**Prompt**: Find each line with the word "background" and state how many there are, nothing more.

* begin Records shown *

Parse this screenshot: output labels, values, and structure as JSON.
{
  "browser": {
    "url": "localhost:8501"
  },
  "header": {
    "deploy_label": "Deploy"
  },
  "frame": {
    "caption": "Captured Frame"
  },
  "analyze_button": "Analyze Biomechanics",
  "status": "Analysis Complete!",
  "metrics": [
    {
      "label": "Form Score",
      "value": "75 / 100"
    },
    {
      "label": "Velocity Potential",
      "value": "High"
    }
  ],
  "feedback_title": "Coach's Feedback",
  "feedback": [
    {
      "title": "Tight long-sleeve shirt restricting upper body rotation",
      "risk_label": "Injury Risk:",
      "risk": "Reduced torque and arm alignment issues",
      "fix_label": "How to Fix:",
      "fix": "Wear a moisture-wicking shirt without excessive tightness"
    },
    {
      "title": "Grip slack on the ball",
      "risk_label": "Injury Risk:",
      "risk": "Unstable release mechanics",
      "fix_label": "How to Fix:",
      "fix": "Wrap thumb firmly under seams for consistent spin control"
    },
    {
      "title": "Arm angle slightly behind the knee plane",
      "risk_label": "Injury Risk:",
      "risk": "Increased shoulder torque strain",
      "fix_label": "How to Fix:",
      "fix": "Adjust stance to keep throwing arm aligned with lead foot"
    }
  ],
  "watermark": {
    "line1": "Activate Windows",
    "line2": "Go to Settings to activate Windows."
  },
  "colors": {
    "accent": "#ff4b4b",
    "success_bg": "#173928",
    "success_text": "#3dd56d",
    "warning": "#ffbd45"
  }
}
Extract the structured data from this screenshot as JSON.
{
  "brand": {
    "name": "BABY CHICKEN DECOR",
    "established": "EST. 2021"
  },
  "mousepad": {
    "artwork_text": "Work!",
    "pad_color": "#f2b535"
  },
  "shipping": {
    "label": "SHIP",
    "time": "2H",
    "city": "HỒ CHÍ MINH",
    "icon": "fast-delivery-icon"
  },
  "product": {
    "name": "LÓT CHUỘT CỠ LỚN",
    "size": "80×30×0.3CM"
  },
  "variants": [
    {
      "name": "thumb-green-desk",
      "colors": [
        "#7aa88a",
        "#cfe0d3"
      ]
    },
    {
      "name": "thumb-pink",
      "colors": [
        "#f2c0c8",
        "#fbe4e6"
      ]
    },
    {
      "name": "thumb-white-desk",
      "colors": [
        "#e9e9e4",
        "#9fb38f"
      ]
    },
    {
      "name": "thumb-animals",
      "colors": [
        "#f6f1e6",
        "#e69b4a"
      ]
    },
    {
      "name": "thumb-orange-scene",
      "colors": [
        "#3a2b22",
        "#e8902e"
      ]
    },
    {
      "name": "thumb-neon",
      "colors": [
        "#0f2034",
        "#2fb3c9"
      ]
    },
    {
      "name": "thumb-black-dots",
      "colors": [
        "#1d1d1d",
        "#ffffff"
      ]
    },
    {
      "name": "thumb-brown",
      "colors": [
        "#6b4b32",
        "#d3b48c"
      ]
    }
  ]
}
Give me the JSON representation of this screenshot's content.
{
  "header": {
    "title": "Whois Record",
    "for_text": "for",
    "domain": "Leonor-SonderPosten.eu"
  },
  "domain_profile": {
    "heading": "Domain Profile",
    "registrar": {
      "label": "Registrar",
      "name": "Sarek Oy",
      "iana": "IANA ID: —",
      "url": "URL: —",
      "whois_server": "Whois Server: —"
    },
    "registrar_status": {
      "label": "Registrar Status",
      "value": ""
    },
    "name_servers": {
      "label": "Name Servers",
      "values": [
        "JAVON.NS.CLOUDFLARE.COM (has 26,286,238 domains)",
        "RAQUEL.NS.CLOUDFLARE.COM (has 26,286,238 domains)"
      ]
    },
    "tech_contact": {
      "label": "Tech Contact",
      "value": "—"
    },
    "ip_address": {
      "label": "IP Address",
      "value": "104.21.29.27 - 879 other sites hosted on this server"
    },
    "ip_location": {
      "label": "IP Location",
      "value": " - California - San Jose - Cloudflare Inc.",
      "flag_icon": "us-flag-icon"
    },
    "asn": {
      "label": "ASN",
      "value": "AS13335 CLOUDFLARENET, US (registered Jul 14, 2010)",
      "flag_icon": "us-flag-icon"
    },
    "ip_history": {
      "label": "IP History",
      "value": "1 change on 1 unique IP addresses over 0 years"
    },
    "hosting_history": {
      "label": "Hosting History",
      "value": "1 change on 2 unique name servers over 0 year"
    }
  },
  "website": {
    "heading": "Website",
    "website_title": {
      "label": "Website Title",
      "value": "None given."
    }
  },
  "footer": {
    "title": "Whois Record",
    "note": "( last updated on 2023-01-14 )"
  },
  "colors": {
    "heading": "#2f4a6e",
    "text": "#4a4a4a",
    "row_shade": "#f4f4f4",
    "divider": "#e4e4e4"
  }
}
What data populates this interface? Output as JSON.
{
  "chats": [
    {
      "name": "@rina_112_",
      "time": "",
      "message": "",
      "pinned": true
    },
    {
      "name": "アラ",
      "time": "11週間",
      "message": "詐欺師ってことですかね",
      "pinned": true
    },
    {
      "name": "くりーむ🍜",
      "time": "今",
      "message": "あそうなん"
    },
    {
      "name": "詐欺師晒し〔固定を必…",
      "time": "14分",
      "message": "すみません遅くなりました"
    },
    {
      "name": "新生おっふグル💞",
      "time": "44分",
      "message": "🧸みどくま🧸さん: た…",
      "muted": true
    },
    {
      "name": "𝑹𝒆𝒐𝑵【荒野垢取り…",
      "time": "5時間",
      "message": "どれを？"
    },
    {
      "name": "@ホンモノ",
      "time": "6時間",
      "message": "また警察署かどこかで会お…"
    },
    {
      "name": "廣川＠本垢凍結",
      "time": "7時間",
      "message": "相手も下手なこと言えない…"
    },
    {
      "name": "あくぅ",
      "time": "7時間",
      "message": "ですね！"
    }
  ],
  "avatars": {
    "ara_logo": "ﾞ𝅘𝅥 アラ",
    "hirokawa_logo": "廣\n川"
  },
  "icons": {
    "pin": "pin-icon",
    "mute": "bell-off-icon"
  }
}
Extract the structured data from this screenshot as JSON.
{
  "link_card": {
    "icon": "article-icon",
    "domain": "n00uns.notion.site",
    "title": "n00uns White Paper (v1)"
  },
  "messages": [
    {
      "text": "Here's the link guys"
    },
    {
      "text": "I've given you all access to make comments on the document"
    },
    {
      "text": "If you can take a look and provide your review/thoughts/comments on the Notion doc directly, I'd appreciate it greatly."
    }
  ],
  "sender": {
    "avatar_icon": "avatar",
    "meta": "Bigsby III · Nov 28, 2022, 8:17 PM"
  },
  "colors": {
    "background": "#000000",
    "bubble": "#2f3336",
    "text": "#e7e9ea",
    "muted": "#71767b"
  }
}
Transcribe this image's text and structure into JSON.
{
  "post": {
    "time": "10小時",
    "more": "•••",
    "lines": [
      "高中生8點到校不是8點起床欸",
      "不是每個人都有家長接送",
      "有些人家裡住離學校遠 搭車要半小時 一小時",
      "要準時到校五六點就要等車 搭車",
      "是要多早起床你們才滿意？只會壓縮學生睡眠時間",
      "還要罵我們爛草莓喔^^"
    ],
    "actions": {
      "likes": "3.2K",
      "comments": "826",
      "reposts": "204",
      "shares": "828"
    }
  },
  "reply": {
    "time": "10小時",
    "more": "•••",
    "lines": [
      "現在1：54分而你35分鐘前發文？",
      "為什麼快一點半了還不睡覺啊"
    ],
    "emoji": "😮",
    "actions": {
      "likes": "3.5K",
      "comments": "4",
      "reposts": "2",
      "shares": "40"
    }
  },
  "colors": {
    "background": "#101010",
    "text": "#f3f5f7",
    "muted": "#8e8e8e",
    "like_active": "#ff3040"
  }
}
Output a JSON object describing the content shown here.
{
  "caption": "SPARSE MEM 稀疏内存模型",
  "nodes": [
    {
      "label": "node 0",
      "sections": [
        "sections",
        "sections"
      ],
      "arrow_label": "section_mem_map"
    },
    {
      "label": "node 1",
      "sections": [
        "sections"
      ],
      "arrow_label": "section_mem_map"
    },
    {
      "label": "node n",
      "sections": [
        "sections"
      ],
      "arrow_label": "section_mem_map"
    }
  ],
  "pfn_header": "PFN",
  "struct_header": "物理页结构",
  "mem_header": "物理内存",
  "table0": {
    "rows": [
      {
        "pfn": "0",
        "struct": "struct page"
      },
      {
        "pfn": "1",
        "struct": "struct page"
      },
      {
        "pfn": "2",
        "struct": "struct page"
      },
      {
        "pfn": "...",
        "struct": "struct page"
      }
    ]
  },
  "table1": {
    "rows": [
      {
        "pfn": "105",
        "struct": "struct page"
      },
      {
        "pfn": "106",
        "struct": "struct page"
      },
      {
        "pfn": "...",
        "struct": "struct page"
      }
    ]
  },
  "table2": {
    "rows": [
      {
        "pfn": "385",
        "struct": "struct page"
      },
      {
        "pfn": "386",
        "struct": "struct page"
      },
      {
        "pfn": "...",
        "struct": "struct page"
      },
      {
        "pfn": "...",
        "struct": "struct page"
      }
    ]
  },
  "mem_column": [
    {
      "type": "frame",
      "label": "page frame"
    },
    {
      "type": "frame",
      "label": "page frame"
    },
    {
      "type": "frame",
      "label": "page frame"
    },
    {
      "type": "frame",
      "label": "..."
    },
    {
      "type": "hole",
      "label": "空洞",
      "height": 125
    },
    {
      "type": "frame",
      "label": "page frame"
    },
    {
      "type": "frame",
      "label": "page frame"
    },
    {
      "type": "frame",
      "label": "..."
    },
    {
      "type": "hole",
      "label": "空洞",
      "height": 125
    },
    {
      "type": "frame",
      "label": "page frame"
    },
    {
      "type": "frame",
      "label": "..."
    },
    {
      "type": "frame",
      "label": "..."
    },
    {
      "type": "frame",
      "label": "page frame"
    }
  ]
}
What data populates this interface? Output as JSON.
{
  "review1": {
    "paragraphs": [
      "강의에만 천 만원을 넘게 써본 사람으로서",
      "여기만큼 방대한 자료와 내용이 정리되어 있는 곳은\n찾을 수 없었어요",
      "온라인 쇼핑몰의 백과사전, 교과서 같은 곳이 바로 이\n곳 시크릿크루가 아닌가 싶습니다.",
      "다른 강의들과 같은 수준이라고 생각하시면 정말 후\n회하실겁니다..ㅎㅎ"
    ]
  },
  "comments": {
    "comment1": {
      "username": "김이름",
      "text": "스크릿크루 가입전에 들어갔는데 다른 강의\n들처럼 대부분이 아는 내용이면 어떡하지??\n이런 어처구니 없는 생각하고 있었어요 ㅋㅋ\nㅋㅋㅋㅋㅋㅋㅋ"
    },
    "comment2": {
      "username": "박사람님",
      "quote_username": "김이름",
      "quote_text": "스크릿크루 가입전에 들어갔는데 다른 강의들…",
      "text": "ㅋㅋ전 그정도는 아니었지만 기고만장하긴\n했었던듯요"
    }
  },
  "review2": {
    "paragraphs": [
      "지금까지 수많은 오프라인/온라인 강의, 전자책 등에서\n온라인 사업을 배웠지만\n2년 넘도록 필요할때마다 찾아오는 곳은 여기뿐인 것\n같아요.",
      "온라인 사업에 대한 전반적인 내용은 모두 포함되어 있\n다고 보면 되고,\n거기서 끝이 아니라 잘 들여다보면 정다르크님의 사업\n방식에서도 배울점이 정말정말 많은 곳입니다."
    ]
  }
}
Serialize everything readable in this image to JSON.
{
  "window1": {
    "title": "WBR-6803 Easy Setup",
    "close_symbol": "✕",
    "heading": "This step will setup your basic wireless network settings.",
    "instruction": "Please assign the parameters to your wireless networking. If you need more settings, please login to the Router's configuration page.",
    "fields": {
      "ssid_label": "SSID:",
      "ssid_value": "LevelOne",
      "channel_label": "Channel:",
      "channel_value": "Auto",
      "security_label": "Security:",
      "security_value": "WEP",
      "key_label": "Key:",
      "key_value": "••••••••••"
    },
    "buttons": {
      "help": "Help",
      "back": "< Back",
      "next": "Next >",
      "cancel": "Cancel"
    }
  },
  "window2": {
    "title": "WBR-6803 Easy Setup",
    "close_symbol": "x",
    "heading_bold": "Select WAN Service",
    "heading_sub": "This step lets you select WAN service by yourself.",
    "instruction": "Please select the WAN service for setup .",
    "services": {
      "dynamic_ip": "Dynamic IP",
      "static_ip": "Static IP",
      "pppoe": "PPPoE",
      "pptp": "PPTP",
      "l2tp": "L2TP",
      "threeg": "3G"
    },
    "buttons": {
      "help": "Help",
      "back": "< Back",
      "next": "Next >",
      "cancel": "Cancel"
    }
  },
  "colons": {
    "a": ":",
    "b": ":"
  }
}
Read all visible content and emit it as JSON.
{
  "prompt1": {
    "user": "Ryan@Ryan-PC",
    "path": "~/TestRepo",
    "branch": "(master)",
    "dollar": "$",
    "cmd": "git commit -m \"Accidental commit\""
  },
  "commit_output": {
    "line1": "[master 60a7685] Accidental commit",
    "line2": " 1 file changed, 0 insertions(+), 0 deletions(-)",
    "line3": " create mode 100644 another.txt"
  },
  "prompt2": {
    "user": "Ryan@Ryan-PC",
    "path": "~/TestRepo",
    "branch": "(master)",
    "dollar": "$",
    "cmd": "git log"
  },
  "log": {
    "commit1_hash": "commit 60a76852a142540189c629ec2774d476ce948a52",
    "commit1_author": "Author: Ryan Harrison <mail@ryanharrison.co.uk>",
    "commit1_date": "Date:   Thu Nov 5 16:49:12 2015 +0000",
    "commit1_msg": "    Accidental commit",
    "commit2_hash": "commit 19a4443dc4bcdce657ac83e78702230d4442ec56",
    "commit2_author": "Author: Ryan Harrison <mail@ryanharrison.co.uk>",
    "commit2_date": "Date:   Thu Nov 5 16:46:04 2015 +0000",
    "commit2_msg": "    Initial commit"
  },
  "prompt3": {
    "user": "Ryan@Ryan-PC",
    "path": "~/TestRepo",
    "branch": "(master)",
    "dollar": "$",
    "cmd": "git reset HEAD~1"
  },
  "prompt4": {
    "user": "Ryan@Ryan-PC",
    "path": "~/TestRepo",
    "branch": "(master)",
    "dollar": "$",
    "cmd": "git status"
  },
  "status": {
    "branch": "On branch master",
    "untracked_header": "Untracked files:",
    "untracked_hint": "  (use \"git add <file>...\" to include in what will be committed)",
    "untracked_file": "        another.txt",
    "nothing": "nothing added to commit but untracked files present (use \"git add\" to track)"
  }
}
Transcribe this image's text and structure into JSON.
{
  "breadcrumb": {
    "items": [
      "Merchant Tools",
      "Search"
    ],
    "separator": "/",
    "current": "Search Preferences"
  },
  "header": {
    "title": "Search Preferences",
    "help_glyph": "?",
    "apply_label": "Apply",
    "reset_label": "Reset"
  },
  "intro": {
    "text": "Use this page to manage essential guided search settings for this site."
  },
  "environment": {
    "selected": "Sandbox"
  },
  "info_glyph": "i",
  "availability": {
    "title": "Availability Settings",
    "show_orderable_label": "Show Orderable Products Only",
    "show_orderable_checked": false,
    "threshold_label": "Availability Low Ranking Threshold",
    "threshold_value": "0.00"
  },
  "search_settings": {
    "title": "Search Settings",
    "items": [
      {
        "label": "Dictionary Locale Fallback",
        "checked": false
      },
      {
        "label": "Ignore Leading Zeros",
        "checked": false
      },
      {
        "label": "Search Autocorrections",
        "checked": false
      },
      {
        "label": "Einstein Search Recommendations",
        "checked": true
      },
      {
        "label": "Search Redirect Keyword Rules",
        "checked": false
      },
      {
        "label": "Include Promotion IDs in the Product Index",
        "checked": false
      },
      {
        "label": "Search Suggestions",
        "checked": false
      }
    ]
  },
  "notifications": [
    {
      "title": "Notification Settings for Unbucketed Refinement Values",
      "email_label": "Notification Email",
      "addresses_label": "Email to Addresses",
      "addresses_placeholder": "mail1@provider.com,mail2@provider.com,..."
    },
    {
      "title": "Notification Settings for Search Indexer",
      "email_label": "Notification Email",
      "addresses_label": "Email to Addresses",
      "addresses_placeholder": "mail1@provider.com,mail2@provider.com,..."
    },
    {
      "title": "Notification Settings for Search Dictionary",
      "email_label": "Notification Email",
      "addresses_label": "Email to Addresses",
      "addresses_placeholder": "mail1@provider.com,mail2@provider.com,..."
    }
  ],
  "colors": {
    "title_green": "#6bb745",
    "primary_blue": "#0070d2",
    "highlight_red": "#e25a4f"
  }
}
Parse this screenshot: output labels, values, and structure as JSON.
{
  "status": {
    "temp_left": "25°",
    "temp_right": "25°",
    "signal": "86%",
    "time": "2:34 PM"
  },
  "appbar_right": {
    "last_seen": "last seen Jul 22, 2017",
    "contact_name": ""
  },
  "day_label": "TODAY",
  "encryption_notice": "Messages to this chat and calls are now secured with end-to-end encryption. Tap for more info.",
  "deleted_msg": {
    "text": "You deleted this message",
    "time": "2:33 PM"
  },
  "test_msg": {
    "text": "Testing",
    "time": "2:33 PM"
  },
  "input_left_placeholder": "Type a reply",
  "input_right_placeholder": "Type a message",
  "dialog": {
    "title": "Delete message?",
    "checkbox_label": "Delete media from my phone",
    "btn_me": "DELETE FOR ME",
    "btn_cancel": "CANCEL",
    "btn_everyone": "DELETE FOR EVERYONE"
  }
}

* end Records shown *

**Expected output**: 2